WRITTEN INSTRUCTION >> Copy out all of the material exactly.

>> start DATA IN THIS EXERCISE

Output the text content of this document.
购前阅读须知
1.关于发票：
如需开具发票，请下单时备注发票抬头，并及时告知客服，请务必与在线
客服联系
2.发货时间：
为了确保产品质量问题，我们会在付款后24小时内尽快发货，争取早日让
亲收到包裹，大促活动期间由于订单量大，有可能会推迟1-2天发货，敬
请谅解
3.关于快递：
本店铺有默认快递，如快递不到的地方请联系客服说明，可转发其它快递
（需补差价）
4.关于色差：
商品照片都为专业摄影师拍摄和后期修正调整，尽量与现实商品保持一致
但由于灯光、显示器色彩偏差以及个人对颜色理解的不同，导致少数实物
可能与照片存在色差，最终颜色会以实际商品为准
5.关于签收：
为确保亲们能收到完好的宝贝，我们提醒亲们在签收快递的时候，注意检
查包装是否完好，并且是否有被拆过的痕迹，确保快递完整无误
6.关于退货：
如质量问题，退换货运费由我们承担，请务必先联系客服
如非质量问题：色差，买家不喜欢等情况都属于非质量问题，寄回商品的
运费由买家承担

>> end DATA IN THIS EXERCISE

EXPECTED OUTPUT >>
Output the text content of this document.
购前阅读须知
1.关于发票：
如需开具发票，请下单时备注发票抬头，并及时告知客服，请务必与在线
客服联系
2.发货时间：
为了确保产品质量问题，我们会在付款后24小时内尽快发货，争取早日让
亲收到包裹，大促活动期间由于订单量大，有可能会推迟1-2天发货，敬
请谅解
3.关于快递：
本店铺有默认快递，如快递不到的地方请联系客服说明，可转发其它快递
（需补差价）
4.关于色差：
商品照片都为专业摄影师拍摄和后期修正调整，尽量与现实商品保持一致
但由于灯光、显示器色彩偏差以及个人对颜色理解的不同，导致少数实物
可能与照片存在色差，最终颜色会以实际商品为准
5.关于签收：
为确保亲们能收到完好的宝贝，我们提醒亲们在签收快递的时候，注意检
查包装是否完好，并且是否有被拆过的痕迹，确保快递完整无误
6.关于退货：
如质量问题，退换货运费由我们承担，请务必先联系客服
如非质量问题：色差，买家不喜欢等情况都属于非质量问题，寄回商品的
运费由买家承担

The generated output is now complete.